__What the exercise asks__:
Work through the entries below and report how many lines include "text". The number alone is the answer.

__Material supplied__:
════

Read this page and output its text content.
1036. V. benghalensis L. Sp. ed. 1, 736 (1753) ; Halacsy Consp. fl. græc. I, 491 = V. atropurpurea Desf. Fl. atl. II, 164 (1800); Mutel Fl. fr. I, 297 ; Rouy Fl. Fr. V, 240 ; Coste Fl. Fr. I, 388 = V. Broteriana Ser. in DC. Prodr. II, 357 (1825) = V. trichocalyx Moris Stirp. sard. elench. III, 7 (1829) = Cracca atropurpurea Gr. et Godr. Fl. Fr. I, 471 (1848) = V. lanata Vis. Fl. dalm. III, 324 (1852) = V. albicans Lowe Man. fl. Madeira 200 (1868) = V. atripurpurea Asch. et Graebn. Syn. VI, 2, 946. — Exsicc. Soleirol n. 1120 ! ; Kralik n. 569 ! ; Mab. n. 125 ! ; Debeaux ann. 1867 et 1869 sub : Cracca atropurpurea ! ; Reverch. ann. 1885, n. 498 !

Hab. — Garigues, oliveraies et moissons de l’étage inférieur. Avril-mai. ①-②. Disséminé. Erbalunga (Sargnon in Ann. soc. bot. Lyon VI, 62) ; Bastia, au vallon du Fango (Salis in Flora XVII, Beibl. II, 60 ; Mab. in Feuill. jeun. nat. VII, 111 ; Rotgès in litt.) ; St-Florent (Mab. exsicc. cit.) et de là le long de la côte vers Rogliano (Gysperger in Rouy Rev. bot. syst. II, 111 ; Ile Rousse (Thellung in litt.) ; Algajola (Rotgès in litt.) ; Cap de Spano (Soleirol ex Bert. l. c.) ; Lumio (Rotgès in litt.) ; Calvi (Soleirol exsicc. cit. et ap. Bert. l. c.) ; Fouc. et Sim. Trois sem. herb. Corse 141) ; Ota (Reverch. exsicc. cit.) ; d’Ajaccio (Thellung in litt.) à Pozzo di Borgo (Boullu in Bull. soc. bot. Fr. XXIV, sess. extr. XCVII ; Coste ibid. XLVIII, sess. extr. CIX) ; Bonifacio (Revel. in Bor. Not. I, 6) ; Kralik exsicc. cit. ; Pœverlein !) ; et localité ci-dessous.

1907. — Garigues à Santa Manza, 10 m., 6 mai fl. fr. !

════

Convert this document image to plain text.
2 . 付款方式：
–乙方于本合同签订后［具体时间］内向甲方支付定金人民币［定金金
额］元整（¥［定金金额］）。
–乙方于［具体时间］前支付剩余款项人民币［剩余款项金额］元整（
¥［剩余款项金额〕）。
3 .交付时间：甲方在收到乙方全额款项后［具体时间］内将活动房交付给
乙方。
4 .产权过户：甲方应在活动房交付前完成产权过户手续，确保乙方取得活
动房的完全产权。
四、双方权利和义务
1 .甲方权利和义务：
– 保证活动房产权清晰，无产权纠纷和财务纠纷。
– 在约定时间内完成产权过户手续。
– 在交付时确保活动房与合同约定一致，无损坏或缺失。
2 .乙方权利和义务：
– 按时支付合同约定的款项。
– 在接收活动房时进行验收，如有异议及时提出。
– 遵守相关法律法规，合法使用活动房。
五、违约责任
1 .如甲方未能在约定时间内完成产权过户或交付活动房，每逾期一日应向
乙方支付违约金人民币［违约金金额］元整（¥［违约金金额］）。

════

__Exercise response__:
2